**Exercise task:**
Review the material line by line. Identify and copy every line that contains the string "Concepción".
--- begin Data to process ---
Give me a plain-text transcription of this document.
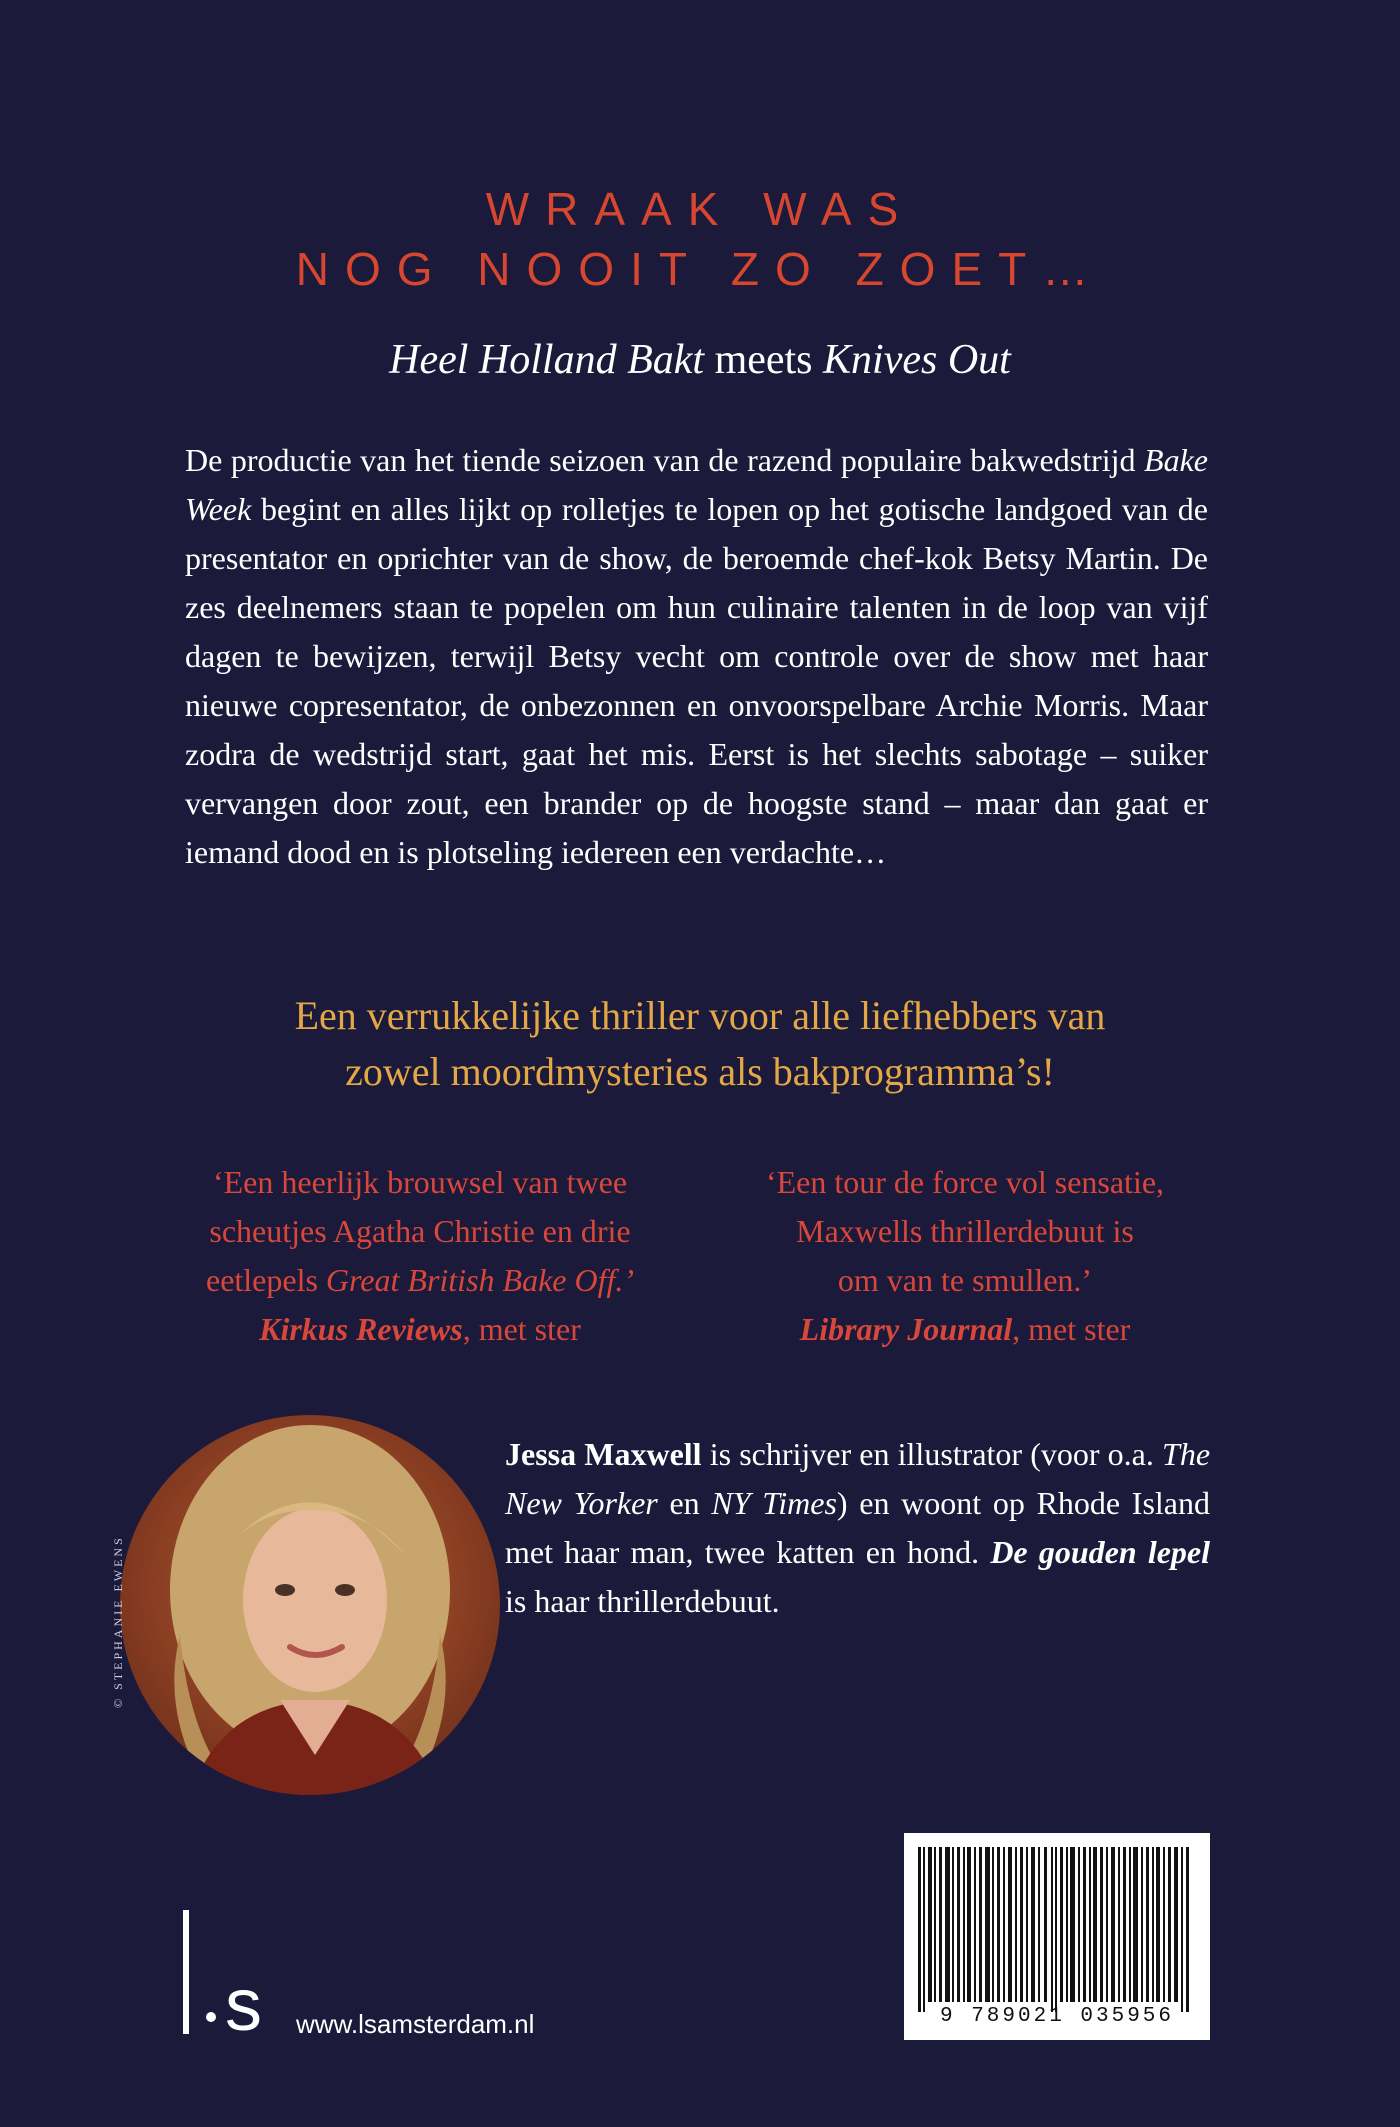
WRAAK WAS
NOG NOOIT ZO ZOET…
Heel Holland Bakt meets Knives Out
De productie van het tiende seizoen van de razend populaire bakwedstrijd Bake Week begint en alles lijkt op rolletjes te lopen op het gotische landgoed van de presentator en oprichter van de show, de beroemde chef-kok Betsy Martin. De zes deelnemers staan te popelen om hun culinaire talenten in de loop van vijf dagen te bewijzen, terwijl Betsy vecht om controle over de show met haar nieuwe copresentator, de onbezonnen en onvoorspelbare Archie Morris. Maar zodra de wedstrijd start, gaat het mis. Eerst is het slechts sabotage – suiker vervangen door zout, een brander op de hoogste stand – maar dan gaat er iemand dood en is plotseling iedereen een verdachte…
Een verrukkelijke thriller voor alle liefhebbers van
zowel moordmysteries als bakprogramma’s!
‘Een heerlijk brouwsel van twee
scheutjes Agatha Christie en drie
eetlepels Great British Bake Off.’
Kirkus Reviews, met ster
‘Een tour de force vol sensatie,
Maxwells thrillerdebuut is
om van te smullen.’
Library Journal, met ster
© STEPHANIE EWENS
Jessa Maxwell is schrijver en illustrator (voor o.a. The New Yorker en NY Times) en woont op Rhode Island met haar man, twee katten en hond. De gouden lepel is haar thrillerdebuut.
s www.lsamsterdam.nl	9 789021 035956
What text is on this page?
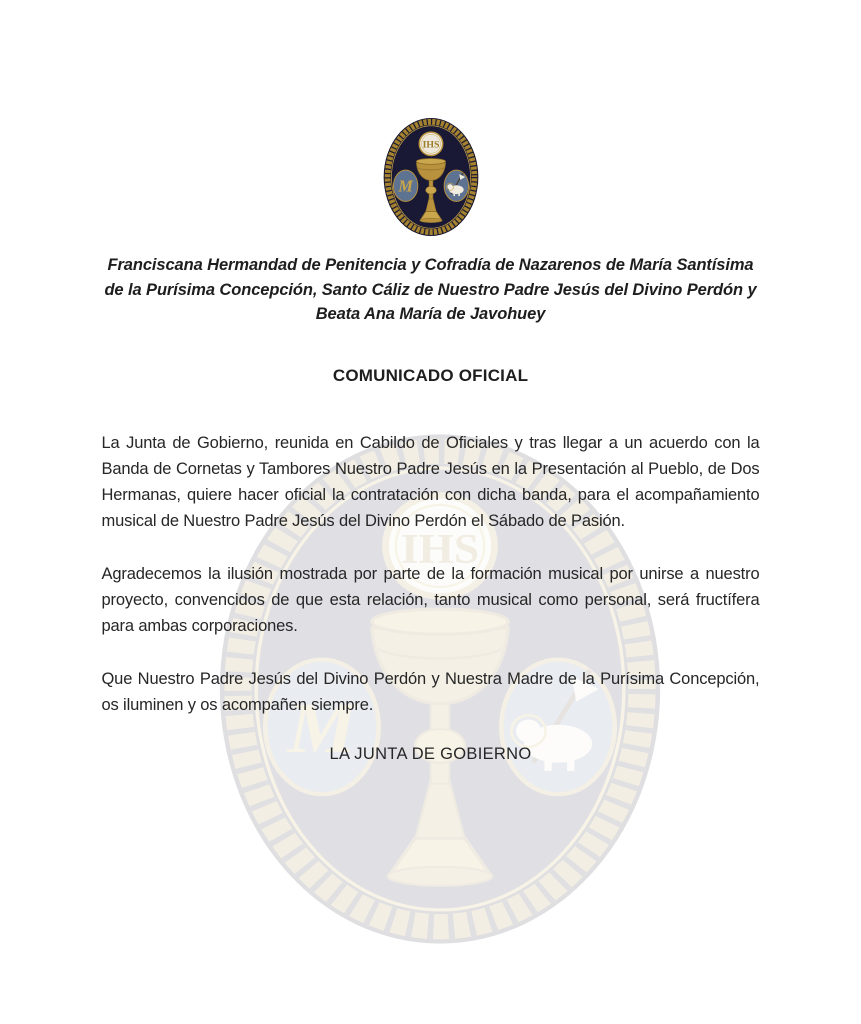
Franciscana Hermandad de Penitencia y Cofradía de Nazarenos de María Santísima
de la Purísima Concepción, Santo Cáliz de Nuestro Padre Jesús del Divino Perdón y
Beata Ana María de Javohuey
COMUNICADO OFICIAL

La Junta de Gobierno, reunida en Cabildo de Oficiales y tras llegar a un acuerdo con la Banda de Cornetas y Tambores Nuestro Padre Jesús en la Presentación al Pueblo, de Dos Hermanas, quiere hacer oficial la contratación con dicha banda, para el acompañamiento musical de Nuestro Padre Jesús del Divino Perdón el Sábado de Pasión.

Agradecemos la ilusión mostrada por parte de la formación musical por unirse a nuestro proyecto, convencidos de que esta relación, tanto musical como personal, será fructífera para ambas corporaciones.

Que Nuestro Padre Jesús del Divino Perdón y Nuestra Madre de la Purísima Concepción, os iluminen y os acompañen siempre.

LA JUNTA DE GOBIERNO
--- end Data to process ---
--- begin Data to process ---
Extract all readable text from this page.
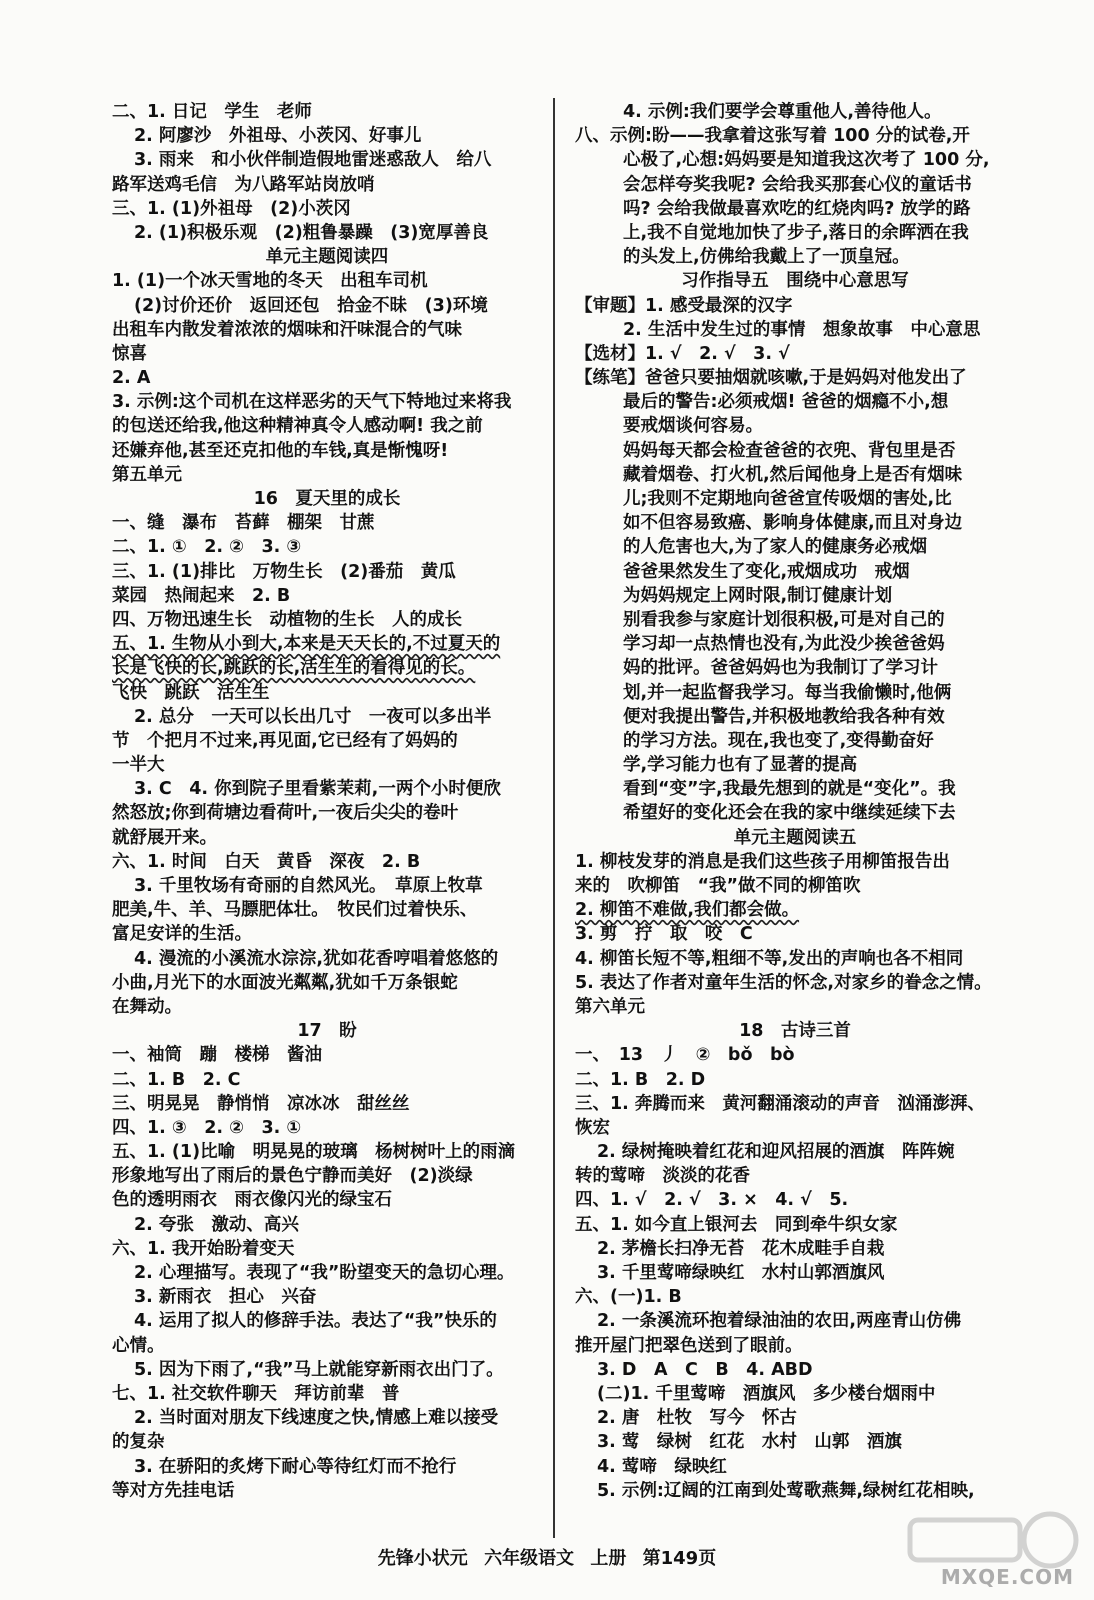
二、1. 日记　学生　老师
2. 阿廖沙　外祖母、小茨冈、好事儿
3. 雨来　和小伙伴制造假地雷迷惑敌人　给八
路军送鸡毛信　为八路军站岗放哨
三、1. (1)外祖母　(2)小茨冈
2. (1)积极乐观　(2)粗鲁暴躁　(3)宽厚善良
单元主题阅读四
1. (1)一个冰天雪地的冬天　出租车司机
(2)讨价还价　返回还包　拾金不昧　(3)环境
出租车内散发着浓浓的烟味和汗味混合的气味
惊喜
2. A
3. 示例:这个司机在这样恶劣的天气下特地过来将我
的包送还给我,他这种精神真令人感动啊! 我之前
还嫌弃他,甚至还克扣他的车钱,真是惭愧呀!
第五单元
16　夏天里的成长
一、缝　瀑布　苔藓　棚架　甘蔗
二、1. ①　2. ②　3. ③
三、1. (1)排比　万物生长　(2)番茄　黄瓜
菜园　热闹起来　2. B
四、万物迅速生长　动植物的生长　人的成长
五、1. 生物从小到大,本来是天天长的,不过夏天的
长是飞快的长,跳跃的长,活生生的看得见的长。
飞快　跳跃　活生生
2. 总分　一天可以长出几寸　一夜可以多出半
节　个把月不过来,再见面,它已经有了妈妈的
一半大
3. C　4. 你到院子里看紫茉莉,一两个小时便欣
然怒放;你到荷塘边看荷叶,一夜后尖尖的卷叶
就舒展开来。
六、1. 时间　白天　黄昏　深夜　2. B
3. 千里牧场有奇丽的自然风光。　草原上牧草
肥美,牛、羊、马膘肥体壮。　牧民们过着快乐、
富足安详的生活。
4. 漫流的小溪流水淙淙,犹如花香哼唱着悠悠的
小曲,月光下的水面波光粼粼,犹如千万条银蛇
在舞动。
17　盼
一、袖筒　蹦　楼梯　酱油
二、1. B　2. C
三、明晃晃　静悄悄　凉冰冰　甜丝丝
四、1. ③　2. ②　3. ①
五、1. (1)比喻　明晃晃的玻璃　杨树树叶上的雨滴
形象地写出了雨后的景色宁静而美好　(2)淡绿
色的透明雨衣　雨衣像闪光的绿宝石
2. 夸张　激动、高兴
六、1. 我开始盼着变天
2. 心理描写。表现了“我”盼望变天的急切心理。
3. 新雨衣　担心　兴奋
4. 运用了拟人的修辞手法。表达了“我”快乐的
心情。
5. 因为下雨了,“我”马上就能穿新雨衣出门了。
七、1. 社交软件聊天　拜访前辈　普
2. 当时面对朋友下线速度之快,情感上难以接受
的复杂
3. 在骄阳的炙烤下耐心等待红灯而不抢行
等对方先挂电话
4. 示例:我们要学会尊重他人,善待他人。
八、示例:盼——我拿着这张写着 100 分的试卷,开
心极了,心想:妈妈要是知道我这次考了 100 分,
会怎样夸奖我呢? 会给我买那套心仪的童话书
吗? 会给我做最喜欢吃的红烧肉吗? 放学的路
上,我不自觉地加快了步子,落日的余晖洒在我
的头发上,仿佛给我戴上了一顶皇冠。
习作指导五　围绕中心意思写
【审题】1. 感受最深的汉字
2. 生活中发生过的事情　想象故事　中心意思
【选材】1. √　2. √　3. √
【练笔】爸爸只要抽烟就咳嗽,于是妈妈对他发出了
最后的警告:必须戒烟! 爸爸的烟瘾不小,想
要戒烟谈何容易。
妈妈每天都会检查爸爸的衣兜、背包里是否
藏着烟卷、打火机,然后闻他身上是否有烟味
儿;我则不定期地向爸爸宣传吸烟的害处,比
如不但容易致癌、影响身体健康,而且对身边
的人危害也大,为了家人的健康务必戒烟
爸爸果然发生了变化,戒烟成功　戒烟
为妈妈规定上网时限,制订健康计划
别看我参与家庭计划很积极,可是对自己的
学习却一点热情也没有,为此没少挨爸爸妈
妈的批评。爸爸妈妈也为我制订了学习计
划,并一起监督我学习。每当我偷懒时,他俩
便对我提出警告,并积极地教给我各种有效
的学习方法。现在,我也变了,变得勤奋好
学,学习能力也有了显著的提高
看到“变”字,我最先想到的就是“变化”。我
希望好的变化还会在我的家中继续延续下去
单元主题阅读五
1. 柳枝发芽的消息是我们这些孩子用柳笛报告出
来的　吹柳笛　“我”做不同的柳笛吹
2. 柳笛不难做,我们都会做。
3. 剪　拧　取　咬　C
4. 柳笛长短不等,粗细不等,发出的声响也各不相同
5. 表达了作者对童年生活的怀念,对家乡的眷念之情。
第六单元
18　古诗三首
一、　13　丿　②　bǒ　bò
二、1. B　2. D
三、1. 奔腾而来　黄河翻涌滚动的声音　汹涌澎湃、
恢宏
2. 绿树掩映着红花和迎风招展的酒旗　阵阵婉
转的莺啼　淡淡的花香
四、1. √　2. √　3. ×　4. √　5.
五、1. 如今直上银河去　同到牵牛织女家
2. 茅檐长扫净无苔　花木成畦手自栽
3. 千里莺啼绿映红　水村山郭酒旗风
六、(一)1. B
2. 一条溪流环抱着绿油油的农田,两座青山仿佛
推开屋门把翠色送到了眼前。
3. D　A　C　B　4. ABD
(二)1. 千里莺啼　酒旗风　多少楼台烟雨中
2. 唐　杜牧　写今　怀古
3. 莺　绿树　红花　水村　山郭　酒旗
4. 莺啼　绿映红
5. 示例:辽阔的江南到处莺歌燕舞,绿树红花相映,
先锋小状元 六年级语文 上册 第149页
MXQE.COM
--- end Data to process ---
**Exercise output:**
de la Purísima Concepción, Santo Cáliz de Nuestro Padre Jesús del Divino Perdón y
Que Nuestro Padre Jesús del Divino Perdón y Nuestra Madre de la Purísima Concepción, os iluminen y os acompañen siempre.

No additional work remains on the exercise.